Reproduce all of the listing below without alteration.

════════════════

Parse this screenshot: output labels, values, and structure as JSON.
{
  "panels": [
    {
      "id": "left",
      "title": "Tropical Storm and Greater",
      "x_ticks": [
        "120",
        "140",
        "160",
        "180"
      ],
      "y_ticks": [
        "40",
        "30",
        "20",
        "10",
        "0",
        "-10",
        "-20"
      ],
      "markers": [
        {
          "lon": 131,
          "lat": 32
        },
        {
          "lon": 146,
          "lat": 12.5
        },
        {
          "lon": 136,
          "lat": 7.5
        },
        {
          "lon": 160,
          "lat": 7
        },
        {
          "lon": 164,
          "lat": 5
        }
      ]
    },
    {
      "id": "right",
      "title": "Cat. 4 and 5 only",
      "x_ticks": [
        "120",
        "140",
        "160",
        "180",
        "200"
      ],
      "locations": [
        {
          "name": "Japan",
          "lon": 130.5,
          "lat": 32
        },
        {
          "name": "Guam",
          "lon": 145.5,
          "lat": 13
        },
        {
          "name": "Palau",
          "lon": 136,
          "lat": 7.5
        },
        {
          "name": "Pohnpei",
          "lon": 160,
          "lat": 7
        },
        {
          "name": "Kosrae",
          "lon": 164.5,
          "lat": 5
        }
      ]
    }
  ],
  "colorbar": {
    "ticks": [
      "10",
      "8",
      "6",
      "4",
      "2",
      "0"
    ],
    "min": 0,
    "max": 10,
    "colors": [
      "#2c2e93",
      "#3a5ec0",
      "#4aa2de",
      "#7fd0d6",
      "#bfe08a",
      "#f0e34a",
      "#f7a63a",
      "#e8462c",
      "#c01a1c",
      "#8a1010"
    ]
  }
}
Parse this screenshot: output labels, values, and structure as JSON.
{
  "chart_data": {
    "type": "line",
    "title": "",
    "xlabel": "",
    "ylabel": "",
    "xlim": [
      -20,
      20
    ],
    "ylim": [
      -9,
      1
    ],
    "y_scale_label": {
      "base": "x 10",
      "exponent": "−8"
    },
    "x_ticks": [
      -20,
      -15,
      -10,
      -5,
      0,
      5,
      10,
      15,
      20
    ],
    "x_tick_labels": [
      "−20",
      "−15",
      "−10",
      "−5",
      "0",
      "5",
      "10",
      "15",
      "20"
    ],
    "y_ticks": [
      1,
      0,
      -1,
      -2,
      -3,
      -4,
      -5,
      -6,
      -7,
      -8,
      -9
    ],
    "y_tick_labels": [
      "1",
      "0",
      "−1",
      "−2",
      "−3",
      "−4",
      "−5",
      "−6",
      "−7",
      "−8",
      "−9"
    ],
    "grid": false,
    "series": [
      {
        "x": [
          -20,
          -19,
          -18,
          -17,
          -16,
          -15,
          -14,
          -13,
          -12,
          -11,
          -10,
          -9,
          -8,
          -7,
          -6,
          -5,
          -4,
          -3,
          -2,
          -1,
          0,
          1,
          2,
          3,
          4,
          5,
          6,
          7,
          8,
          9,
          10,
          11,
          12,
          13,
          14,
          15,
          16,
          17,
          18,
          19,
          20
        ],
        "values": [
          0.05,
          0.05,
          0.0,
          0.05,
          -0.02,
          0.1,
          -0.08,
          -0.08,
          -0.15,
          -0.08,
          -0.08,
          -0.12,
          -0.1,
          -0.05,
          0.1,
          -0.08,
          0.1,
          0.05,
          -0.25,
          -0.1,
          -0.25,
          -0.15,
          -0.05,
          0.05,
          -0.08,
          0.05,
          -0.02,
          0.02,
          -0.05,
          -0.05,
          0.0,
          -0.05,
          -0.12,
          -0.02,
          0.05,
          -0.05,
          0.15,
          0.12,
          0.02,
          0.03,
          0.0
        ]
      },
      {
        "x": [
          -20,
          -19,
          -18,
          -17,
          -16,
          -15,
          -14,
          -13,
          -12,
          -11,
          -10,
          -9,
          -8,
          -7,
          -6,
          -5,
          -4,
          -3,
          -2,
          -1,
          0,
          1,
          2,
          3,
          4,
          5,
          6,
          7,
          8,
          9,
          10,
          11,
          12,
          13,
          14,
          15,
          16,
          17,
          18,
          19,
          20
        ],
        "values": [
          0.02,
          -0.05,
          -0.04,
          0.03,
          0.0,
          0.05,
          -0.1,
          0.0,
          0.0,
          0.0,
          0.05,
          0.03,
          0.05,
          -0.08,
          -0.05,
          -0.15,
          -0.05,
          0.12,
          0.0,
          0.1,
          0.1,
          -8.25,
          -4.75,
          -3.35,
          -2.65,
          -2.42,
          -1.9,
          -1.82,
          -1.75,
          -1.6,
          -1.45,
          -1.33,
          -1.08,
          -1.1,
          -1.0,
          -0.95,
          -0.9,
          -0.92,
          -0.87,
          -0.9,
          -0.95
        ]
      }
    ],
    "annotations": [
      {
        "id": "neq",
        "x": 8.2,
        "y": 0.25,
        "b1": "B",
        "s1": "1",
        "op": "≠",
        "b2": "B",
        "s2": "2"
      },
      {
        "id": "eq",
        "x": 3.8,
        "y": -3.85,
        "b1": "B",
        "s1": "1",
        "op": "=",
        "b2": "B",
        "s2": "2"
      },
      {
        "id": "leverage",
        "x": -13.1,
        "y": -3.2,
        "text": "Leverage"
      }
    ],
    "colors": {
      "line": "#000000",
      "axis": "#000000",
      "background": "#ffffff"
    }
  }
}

════════════════

:: CORRECT RESPONSE ::
Parse this screenshot: output labels, values, and structure as JSON.
{
  "panels": [
    {
      "id": "left",
      "title": "Tropical Storm and Greater",
      "x_ticks": [
        "120",
        "140",
        "160",
        "180"
      ],
      "y_ticks": [
        "40",
        "30",
        "20",
        "10",
        "0",
        "-10",
        "-20"
      ],
      "markers": [
        {
          "lon": 131,
          "lat": 32
        },
        {
          "lon": 146,
          "lat": 12.5
        },
        {
          "lon": 136,
          "lat": 7.5
        },
        {
          "lon": 160,
          "lat": 7
        },
        {
          "lon": 164,
          "lat": 5
        }
      ]
    },
    {
      "id": "right",
      "title": "Cat. 4 and 5 only",
      "x_ticks": [
        "120",
        "140",
        "160",
        "180",
        "200"
      ],
      "locations": [
        {
          "name": "Japan",
          "lon": 130.5,
          "lat": 32
        },
        {
          "name": "Guam",
          "lon": 145.5,
          "lat": 13
        },
        {
          "name": "Palau",
          "lon": 136,
          "lat": 7.5
        },
        {
          "name": "Pohnpei",
          "lon": 160,
          "lat": 7
        },
        {
          "name": "Kosrae",
          "lon": 164.5,
          "lat": 5
        }
      ]
    }
  ],
  "colorbar": {
    "ticks": [
      "10",
      "8",
      "6",
      "4",
      "2",
      "0"
    ],
    "min": 0,
    "max": 10,
    "colors": [
      "#2c2e93",
      "#3a5ec0",
      "#4aa2de",
      "#7fd0d6",
      "#bfe08a",
      "#f0e34a",
      "#f7a63a",
      "#e8462c",
      "#c01a1c",
      "#8a1010"
    ]
  }
}
Parse this screenshot: output labels, values, and structure as JSON.
{
  "chart_data": {
    "type": "line",
    "title": "",
    "xlabel": "",
    "ylabel": "",
    "xlim": [
      -20,
      20
    ],
    "ylim": [
      -9,
      1
    ],
    "y_scale_label": {
      "base": "x 10",
      "exponent": "−8"
    },
    "x_ticks": [
      -20,
      -15,
      -10,
      -5,
      0,
      5,
      10,
      15,
      20
    ],
    "x_tick_labels": [
      "−20",
      "−15",
      "−10",
      "−5",
      "0",
      "5",
      "10",
      "15",
      "20"
    ],
    "y_ticks": [
      1,
      0,
      -1,
      -2,
      -3,
      -4,
      -5,
      -6,
      -7,
      -8,
      -9
    ],
    "y_tick_labels": [
      "1",
      "0",
      "−1",
      "−2",
      "−3",
      "−4",
      "−5",
      "−6",
      "−7",
      "−8",
      "−9"
    ],
    "grid": false,
    "series": [
      {
        "x": [
          -20,
          -19,
          -18,
          -17,
          -16,
          -15,
          -14,
          -13,
          -12,
          -11,
          -10,
          -9,
          -8,
          -7,
          -6,
          -5,
          -4,
          -3,
          -2,
          -1,
          0,
          1,
          2,
          3,
          4,
          5,
          6,
          7,
          8,
          9,
          10,
          11,
          12,
          13,
          14,
          15,
          16,
          17,
          18,
          19,
          20
        ],
        "values": [
          0.05,
          0.05,
          0.0,
          0.05,
          -0.02,
          0.1,
          -0.08,
          -0.08,
          -0.15,
          -0.08,
          -0.08,
          -0.12,
          -0.1,
          -0.05,
          0.1,
          -0.08,
          0.1,
          0.05,
          -0.25,
          -0.1,
          -0.25,
          -0.15,
          -0.05,
          0.05,
          -0.08,
          0.05,
          -0.02,
          0.02,
          -0.05,
          -0.05,
          0.0,
          -0.05,
          -0.12,
          -0.02,
          0.05,
          -0.05,
          0.15,
          0.12,
          0.02,
          0.03,
          0.0
        ]
      },
      {
        "x": [
          -20,
          -19,
          -18,
          -17,
          -16,
          -15,
          -14,
          -13,
          -12,
          -11,
          -10,
          -9,
          -8,
          -7,
          -6,
          -5,
          -4,
          -3,
          -2,
          -1,
          0,
          1,
          2,
          3,
          4,
          5,
          6,
          7,
          8,
          9,
          10,
          11,
          12,
          13,
          14,
          15,
          16,
          17,
          18,
          19,
          20
        ],
        "values": [
          0.02,
          -0.05,
          -0.04,
          0.03,
          0.0,
          0.05,
          -0.1,
          0.0,
          0.0,
          0.0,
          0.05,
          0.03,
          0.05,
          -0.08,
          -0.05,
          -0.15,
          -0.05,
          0.12,
          0.0,
          0.1,
          0.1,
          -8.25,
          -4.75,
          -3.35,
          -2.65,
          -2.42,
          -1.9,
          -1.82,
          -1.75,
          -1.6,
          -1.45,
          -1.33,
          -1.08,
          -1.1,
          -1.0,
          -0.95,
          -0.9,
          -0.92,
          -0.87,
          -0.9,
          -0.95
        ]
      }
    ],
    "annotations": [
      {
        "id": "neq",
        "x": 8.2,
        "y": 0.25,
        "b1": "B",
        "s1": "1",
        "op": "≠",
        "b2": "B",
        "s2": "2"
      },
      {
        "id": "eq",
        "x": 3.8,
        "y": -3.85,
        "b1": "B",
        "s1": "1",
        "op": "=",
        "b2": "B",
        "s2": "2"
      },
      {
        "id": "leverage",
        "x": -13.1,
        "y": -3.2,
        "text": "Leverage"
      }
    ],
    "colors": {
      "line": "#000000",
      "axis": "#000000",
      "background": "#ffffff"
    }
  }
}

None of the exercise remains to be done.